**Entries from a dataset**
★ ★ ★ ★

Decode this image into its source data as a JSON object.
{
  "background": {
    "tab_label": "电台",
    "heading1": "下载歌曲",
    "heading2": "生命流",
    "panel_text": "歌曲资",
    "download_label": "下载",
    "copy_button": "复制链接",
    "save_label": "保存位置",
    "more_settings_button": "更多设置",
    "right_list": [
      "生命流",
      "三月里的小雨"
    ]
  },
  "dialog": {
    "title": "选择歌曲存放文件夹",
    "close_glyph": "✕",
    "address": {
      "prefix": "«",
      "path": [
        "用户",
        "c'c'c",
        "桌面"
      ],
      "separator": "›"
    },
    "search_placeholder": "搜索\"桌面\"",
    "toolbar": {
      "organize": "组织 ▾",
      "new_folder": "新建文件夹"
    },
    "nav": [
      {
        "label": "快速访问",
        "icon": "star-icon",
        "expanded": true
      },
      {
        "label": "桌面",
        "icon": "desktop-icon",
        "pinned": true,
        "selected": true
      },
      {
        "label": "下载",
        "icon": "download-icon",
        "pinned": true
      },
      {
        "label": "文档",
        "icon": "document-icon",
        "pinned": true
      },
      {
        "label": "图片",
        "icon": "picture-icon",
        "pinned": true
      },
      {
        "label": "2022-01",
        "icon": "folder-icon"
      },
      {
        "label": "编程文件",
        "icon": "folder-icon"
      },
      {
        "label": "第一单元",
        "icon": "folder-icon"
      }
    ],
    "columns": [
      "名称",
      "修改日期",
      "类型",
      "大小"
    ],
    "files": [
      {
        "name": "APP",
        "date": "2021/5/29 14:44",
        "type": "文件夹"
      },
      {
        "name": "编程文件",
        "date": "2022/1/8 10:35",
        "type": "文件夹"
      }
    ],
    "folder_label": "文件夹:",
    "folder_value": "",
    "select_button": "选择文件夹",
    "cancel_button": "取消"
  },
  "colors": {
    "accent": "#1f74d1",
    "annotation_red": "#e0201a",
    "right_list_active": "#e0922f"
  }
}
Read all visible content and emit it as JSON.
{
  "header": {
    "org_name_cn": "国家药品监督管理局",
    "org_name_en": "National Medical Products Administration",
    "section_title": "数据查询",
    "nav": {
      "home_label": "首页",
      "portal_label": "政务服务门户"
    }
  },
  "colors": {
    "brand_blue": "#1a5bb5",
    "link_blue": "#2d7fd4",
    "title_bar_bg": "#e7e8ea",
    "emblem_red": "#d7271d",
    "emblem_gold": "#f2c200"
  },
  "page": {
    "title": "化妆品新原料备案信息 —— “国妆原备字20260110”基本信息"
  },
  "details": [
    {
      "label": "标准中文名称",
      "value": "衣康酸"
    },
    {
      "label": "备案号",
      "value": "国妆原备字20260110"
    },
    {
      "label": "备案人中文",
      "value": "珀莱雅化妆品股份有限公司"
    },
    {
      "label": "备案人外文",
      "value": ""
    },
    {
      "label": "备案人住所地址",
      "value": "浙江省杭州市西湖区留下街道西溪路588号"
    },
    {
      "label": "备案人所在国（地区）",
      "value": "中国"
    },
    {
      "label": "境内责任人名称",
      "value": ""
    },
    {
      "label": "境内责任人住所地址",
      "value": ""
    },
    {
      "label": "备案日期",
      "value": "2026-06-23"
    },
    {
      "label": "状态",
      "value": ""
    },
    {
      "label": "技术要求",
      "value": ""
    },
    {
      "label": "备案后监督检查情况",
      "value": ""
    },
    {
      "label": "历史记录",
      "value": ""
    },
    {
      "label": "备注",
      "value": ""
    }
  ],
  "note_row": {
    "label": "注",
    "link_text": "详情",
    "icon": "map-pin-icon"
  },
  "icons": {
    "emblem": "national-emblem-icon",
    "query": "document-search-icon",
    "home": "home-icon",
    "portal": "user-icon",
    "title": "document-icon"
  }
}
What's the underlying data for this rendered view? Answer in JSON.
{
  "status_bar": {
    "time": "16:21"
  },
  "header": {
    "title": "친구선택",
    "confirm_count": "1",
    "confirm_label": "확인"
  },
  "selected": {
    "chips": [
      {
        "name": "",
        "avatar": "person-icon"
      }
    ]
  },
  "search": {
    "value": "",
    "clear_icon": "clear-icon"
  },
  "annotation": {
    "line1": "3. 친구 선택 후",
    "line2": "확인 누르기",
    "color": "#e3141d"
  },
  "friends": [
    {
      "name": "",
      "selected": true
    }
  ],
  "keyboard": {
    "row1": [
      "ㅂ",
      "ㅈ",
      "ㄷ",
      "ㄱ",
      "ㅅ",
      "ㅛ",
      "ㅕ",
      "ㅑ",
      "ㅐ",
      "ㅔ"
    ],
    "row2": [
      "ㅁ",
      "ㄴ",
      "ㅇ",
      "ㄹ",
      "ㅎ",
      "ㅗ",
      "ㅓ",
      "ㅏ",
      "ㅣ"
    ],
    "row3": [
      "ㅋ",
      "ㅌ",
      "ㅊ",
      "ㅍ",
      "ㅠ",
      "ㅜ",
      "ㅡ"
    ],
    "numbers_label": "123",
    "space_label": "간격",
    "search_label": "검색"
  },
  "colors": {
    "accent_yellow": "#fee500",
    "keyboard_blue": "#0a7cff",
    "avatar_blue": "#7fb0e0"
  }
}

★ ★ ★ ★

**WHAT NEEDS TO BE DONE**
Look for "true" and pull out every line that has it.

**EXERCISE RESPONSE**
        "expanded": true
        "pinned": true,
        "selected": true
        "pinned": true
        "pinned": true
        "pinned": true
      "selected": true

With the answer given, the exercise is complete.